## Start

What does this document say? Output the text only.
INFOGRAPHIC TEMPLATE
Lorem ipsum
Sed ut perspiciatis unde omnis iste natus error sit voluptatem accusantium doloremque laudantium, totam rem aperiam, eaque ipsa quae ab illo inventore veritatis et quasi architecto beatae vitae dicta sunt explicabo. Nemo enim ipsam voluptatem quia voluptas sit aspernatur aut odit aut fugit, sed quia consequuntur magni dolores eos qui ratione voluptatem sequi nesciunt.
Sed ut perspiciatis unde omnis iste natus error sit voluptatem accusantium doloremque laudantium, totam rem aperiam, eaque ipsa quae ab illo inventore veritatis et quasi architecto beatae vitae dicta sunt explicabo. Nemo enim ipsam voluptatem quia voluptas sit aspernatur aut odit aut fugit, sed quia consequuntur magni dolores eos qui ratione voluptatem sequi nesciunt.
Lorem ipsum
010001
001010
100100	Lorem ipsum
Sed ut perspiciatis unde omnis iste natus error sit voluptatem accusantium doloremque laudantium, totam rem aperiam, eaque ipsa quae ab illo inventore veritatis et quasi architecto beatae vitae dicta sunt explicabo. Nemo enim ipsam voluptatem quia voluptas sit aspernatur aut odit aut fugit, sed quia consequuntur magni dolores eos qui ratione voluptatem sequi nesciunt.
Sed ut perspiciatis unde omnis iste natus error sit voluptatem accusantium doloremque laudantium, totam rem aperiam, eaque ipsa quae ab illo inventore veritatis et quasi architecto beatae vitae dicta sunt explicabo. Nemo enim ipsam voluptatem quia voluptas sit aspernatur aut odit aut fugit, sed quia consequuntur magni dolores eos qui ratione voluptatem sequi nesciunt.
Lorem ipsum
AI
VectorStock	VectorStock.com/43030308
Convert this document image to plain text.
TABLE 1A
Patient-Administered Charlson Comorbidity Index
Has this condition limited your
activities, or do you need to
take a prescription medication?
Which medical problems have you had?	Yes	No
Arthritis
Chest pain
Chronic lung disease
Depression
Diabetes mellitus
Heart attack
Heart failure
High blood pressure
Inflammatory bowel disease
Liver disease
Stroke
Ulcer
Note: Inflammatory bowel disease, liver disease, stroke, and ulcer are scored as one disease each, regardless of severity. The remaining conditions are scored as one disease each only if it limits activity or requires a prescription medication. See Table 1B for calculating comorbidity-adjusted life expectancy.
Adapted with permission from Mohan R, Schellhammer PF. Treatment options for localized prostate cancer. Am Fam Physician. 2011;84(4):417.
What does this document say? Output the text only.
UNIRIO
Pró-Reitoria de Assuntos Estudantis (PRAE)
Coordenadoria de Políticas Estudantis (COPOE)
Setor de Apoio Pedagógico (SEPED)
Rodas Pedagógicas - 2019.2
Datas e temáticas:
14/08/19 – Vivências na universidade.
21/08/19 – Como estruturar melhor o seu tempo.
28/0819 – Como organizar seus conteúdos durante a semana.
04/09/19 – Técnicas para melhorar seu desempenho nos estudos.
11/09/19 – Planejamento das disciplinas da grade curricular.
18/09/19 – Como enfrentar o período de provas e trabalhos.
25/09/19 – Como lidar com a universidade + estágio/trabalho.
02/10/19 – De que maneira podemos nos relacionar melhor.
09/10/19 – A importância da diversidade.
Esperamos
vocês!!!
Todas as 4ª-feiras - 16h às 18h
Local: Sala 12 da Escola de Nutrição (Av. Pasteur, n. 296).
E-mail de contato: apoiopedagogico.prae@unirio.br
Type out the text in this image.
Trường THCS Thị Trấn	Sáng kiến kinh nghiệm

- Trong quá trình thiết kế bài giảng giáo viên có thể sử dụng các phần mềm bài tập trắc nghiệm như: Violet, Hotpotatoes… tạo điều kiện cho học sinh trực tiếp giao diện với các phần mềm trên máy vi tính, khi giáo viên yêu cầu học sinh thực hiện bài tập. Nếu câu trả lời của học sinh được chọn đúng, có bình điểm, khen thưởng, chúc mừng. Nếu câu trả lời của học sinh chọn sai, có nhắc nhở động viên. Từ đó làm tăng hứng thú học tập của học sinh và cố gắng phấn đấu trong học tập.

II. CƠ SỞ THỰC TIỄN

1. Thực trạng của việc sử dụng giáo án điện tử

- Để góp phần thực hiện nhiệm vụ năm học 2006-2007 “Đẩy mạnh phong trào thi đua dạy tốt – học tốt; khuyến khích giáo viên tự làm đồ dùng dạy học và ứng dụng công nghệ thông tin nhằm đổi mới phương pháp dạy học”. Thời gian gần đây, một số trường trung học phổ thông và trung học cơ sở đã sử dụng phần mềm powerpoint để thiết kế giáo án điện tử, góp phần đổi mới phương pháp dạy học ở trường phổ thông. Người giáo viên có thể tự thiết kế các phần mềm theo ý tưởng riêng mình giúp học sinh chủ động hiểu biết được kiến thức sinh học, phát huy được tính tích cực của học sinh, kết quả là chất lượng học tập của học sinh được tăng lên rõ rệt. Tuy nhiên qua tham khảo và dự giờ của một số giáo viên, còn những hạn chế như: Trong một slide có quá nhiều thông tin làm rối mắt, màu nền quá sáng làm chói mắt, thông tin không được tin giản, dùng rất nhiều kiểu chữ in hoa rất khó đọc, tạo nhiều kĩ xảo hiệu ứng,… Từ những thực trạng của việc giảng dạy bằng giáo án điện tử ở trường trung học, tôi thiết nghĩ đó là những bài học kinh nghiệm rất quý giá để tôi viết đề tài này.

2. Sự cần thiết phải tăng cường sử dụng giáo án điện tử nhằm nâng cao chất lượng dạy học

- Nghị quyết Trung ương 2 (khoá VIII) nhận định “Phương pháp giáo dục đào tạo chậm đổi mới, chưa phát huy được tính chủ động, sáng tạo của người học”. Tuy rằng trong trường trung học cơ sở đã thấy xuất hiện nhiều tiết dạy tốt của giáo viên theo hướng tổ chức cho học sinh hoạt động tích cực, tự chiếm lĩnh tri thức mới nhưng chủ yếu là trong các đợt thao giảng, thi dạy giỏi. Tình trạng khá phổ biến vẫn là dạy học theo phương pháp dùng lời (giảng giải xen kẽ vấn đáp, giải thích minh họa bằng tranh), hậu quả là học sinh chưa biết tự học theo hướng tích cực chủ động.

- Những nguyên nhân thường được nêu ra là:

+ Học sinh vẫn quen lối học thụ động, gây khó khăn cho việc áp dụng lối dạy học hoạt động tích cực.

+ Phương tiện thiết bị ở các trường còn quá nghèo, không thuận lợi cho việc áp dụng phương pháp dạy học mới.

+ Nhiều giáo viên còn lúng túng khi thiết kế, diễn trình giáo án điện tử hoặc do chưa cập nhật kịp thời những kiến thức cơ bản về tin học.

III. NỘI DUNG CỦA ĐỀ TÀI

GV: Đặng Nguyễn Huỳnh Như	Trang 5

## End

The exercise:
Check every line of the data, and copy the ones that contain "image".

Exercise result:
Convert this document image to plain text.
Type out the text in this image.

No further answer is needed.